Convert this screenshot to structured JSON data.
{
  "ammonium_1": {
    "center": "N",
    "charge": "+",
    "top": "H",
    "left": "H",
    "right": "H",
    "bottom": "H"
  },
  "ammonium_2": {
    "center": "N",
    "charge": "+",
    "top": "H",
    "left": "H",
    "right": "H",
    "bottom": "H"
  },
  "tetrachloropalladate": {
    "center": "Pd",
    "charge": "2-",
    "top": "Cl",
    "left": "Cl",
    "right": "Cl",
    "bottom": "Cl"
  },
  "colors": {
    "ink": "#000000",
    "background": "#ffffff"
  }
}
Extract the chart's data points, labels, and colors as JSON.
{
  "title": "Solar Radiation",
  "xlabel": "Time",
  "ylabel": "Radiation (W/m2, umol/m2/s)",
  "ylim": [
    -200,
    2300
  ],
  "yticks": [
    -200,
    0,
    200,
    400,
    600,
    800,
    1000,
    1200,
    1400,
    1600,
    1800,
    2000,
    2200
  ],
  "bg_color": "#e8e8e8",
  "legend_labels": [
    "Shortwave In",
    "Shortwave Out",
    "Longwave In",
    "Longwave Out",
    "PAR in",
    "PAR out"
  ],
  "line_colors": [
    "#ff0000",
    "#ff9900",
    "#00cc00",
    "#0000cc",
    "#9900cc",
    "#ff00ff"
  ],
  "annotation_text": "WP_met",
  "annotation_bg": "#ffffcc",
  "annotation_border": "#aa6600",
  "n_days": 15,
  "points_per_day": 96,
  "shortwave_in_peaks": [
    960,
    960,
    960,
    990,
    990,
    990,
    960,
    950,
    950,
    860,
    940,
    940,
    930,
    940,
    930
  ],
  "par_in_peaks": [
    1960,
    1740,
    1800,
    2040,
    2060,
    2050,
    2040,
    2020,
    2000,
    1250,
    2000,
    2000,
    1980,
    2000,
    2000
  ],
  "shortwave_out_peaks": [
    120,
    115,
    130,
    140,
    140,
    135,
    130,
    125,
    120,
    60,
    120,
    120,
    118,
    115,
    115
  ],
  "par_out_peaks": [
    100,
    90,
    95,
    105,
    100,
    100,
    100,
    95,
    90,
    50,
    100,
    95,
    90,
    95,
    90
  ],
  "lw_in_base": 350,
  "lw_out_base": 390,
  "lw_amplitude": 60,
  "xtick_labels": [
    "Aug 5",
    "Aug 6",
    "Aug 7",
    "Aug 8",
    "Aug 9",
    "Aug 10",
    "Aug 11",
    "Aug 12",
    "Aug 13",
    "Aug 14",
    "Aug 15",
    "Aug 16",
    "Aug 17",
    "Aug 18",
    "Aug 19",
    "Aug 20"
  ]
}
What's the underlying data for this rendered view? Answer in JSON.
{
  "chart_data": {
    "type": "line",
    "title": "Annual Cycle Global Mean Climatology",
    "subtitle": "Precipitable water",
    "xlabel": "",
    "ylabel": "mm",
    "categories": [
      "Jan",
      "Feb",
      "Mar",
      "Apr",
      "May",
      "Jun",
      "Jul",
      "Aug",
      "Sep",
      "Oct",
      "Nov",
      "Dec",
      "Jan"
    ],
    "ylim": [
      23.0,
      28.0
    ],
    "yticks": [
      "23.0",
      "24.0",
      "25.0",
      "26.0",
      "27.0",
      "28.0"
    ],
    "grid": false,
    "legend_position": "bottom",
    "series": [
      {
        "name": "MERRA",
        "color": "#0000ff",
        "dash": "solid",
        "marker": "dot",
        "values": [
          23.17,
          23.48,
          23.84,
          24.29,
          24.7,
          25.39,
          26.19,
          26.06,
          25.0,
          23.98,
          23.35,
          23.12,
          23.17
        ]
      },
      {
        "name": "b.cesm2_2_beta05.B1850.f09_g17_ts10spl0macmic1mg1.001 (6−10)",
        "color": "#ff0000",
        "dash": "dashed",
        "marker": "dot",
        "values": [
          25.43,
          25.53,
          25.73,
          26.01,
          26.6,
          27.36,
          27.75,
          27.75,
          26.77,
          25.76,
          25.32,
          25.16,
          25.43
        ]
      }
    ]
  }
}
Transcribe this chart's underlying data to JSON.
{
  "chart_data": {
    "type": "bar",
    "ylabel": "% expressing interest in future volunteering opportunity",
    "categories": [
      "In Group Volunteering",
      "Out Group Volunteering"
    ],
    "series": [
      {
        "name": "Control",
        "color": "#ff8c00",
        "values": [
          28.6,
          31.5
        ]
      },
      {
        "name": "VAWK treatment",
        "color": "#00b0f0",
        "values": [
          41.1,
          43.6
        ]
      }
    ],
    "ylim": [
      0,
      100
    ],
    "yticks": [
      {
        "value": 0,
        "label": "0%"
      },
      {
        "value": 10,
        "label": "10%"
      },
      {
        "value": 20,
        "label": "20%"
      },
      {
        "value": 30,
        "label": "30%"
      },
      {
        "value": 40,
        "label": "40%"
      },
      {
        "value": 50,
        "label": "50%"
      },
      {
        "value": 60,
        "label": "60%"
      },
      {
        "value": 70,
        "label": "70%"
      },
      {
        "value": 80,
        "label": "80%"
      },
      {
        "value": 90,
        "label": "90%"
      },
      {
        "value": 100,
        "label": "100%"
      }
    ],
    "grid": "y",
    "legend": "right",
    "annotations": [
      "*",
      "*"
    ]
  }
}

★ ★ ★ ★

To be done - Copy each line of the data above without altering a single character.

Answer to this task -
Convert this screenshot to structured JSON data.
{
  "ammonium_1": {
    "center": "N",
    "charge": "+",
    "top": "H",
    "left": "H",
    "right": "H",
    "bottom": "H"
  },
  "ammonium_2": {
    "center": "N",
    "charge": "+",
    "top": "H",
    "left": "H",
    "right": "H",
    "bottom": "H"
  },
  "tetrachloropalladate": {
    "center": "Pd",
    "charge": "2-",
    "top": "Cl",
    "left": "Cl",
    "right": "Cl",
    "bottom": "Cl"
  },
  "colors": {
    "ink": "#000000",
    "background": "#ffffff"
  }
}
Extract the chart's data points, labels, and colors as JSON.
{
  "title": "Solar Radiation",
  "xlabel": "Time",
  "ylabel": "Radiation (W/m2, umol/m2/s)",
  "ylim": [
    -200,
    2300
  ],
  "yticks": [
    -200,
    0,
    200,
    400,
    600,
    800,
    1000,
    1200,
    1400,
    1600,
    1800,
    2000,
    2200
  ],
  "bg_color": "#e8e8e8",
  "legend_labels": [
    "Shortwave In",
    "Shortwave Out",
    "Longwave In",
    "Longwave Out",
    "PAR in",
    "PAR out"
  ],
  "line_colors": [
    "#ff0000",
    "#ff9900",
    "#00cc00",
    "#0000cc",
    "#9900cc",
    "#ff00ff"
  ],
  "annotation_text": "WP_met",
  "annotation_bg": "#ffffcc",
  "annotation_border": "#aa6600",
  "n_days": 15,
  "points_per_day": 96,
  "shortwave_in_peaks": [
    960,
    960,
    960,
    990,
    990,
    990,
    960,
    950,
    950,
    860,
    940,
    940,
    930,
    940,
    930
  ],
  "par_in_peaks": [
    1960,
    1740,
    1800,
    2040,
    2060,
    2050,
    2040,
    2020,
    2000,
    1250,
    2000,
    2000,
    1980,
    2000,
    2000
  ],
  "shortwave_out_peaks": [
    120,
    115,
    130,
    140,
    140,
    135,
    130,
    125,
    120,
    60,
    120,
    120,
    118,
    115,
    115
  ],
  "par_out_peaks": [
    100,
    90,
    95,
    105,
    100,
    100,
    100,
    95,
    90,
    50,
    100,
    95,
    90,
    95,
    90
  ],
  "lw_in_base": 350,
  "lw_out_base": 390,
  "lw_amplitude": 60,
  "xtick_labels": [
    "Aug 5",
    "Aug 6",
    "Aug 7",
    "Aug 8",
    "Aug 9",
    "Aug 10",
    "Aug 11",
    "Aug 12",
    "Aug 13",
    "Aug 14",
    "Aug 15",
    "Aug 16",
    "Aug 17",
    "Aug 18",
    "Aug 19",
    "Aug 20"
  ]
}
What's the underlying data for this rendered view? Answer in JSON.
{
  "chart_data": {
    "type": "line",
    "title": "Annual Cycle Global Mean Climatology",
    "subtitle": "Precipitable water",
    "xlabel": "",
    "ylabel": "mm",
    "categories": [
      "Jan",
      "Feb",
      "Mar",
      "Apr",
      "May",
      "Jun",
      "Jul",
      "Aug",
      "Sep",
      "Oct",
      "Nov",
      "Dec",
      "Jan"
    ],
    "ylim": [
      23.0,
      28.0
    ],
    "yticks": [
      "23.0",
      "24.0",
      "25.0",
      "26.0",
      "27.0",
      "28.0"
    ],
    "grid": false,
    "legend_position": "bottom",
    "series": [
      {
        "name": "MERRA",
        "color": "#0000ff",
        "dash": "solid",
        "marker": "dot",
        "values": [
          23.17,
          23.48,
          23.84,
          24.29,
          24.7,
          25.39,
          26.19,
          26.06,
          25.0,
          23.98,
          23.35,
          23.12,
          23.17
        ]
      },
      {
        "name": "b.cesm2_2_beta05.B1850.f09_g17_ts10spl0macmic1mg1.001 (6−10)",
        "color": "#ff0000",
        "dash": "dashed",
        "marker": "dot",
        "values": [
          25.43,
          25.53,
          25.73,
          26.01,
          26.6,
          27.36,
          27.75,
          27.75,
          26.77,
          25.76,
          25.32,
          25.16,
          25.43
        ]
      }
    ]
  }
}
Transcribe this chart's underlying data to JSON.
{
  "chart_data": {
    "type": "bar",
    "ylabel": "% expressing interest in future volunteering opportunity",
    "categories": [
      "In Group Volunteering",
      "Out Group Volunteering"
    ],
    "series": [
      {
        "name": "Control",
        "color": "#ff8c00",
        "values": [
          28.6,
          31.5
        ]
      },
      {
        "name": "VAWK treatment",
        "color": "#00b0f0",
        "values": [
          41.1,
          43.6
        ]
      }
    ],
    "ylim": [
      0,
      100
    ],
    "yticks": [
      {
        "value": 0,
        "label": "0%"
      },
      {
        "value": 10,
        "label": "10%"
      },
      {
        "value": 20,
        "label": "20%"
      },
      {
        "value": 30,
        "label": "30%"
      },
      {
        "value": 40,
        "label": "40%"
      },
      {
        "value": 50,
        "label": "50%"
      },
      {
        "value": 60,
        "label": "60%"
      },
      {
        "value": 70,
        "label": "70%"
      },
      {
        "value": 80,
        "label": "80%"
      },
      {
        "value": 90,
        "label": "90%"
      },
      {
        "value": 100,
        "label": "100%"
      }
    ],
    "grid": "y",
    "legend": "right",
    "annotations": [
      "*",
      "*"
    ]
  }
}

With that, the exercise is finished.